Stored items

-- begin --

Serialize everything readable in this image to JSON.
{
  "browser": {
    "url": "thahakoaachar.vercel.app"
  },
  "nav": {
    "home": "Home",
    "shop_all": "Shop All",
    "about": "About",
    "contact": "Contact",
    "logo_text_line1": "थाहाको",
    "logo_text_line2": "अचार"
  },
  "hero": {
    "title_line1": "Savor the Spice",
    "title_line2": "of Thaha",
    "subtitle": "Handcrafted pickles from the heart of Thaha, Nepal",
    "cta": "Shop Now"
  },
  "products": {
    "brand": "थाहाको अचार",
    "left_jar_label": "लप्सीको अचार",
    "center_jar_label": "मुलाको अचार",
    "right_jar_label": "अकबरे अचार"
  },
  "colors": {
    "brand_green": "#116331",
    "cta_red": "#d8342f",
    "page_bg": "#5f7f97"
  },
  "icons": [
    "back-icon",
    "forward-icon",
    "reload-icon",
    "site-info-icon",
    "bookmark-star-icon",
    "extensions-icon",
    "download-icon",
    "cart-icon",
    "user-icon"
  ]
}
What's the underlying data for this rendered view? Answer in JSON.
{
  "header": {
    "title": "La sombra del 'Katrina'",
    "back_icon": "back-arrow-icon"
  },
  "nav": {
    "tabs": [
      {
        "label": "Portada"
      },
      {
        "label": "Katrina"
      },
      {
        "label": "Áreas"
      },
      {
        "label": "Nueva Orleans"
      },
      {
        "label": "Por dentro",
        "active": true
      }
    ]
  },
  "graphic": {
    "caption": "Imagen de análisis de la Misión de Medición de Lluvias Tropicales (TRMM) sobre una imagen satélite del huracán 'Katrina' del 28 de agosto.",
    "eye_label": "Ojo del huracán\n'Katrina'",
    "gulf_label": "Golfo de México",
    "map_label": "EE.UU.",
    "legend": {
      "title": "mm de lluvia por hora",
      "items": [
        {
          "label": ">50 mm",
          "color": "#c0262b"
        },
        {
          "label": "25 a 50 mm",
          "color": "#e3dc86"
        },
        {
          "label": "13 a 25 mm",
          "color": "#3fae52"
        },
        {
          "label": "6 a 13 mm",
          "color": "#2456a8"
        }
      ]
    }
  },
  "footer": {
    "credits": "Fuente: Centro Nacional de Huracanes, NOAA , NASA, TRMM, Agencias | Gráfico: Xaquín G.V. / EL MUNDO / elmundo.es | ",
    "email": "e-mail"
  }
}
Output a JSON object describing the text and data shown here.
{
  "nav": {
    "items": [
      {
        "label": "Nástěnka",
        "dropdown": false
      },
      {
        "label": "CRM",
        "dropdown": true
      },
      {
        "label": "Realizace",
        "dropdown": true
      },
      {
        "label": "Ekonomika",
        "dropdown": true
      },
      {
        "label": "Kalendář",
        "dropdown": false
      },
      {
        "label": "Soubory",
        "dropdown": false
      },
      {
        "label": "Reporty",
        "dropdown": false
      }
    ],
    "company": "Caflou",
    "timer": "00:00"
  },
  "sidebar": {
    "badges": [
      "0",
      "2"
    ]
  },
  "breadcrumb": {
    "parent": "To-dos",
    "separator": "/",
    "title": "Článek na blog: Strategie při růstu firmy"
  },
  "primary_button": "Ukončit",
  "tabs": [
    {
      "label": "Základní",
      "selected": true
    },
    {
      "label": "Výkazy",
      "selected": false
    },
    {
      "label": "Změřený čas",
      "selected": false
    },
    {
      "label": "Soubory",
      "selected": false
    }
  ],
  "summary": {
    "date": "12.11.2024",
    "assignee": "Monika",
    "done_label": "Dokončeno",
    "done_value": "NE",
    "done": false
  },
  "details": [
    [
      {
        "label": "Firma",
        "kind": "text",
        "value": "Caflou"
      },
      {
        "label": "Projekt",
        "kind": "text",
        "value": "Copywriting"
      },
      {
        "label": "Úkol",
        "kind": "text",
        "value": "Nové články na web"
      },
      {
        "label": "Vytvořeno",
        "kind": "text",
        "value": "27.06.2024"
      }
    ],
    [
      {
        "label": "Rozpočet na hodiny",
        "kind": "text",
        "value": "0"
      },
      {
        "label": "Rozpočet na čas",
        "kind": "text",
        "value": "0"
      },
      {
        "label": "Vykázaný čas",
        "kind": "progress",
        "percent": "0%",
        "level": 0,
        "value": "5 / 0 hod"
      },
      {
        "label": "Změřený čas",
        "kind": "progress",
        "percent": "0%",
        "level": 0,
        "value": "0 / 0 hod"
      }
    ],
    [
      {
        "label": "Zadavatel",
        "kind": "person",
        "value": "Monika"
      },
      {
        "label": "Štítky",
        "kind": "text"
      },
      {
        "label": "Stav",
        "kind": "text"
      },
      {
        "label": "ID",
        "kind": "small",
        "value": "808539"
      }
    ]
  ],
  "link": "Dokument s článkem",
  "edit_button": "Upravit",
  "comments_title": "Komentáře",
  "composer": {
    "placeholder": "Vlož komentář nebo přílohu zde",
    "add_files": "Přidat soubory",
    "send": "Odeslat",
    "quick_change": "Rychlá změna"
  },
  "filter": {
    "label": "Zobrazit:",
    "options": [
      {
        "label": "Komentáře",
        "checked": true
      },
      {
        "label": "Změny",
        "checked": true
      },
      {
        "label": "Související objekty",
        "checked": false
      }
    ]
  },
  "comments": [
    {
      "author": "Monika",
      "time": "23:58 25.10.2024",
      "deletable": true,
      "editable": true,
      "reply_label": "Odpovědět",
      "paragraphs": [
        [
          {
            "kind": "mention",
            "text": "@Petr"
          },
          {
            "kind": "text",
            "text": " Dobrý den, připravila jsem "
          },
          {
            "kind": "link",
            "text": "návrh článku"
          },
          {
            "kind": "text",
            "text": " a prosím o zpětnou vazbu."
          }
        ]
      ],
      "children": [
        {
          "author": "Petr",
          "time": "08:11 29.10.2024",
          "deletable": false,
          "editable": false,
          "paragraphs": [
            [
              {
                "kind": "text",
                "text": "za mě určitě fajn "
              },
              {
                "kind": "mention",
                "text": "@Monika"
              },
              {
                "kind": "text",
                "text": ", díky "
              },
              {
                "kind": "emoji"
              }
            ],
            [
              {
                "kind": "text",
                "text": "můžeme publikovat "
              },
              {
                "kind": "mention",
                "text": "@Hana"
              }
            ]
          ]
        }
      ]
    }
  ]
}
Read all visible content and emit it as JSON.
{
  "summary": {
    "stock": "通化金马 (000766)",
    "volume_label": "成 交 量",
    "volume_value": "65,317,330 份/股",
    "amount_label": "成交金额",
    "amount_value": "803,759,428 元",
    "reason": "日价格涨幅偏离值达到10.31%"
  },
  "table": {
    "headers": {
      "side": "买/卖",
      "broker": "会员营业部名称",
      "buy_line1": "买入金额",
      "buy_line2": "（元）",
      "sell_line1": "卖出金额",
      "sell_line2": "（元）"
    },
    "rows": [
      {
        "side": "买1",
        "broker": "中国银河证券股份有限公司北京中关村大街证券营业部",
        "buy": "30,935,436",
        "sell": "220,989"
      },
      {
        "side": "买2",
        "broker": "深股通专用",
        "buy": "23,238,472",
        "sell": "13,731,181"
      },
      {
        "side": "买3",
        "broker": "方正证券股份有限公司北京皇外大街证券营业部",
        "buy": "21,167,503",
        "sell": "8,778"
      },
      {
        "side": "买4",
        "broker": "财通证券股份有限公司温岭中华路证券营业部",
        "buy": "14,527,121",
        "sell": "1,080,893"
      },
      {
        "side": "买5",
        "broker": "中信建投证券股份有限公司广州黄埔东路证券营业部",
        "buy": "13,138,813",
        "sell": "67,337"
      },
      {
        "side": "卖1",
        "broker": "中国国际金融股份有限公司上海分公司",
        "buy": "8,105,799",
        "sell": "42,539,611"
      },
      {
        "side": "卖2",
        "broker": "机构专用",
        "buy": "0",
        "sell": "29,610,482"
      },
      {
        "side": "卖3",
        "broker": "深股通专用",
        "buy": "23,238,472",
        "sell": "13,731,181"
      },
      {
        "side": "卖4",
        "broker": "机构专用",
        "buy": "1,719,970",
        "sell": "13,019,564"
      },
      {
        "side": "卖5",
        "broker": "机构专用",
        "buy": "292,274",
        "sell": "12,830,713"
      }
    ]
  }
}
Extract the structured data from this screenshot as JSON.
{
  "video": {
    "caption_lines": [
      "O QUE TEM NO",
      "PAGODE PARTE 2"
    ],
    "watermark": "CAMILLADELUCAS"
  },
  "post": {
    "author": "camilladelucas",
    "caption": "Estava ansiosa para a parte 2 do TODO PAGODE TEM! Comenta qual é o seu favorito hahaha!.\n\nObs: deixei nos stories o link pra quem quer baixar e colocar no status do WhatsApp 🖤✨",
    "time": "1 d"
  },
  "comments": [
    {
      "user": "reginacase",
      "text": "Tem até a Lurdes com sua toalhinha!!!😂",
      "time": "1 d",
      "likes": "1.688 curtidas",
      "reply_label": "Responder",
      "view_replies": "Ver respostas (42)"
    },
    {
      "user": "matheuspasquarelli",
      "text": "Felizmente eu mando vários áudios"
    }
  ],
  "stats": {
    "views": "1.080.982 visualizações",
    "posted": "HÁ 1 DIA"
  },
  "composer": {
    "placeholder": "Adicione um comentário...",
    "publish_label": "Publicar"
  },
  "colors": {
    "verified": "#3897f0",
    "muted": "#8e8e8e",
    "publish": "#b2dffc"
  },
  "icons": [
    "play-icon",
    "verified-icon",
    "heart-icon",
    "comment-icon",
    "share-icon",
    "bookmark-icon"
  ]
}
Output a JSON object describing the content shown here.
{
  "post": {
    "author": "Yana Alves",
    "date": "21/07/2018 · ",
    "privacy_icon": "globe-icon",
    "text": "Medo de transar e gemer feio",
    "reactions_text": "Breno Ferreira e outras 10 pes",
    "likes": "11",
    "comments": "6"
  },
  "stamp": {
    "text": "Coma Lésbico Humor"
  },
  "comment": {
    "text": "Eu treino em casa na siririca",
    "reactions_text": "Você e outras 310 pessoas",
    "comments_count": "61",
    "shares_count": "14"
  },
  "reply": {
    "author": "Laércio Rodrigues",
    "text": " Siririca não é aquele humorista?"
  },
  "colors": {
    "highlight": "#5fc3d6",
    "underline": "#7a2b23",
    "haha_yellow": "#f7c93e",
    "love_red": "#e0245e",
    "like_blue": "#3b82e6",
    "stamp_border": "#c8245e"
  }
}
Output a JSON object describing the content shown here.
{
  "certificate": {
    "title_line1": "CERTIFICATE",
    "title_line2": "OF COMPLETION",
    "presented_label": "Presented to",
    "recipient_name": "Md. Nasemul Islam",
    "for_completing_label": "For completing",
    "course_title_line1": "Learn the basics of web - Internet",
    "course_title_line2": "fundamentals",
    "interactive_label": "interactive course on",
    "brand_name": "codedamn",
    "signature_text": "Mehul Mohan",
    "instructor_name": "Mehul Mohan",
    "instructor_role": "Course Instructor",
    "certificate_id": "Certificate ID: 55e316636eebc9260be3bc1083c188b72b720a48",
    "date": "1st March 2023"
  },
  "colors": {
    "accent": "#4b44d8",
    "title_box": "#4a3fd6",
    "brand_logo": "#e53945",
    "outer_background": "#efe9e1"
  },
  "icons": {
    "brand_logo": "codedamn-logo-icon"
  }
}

-- end --

# TASK INSTRUCTIONS
Identify each line containing the string "Změřený" and copy it out.

# OUTPUT
      "label": "Změřený čas",
        "label": "Změřený čas",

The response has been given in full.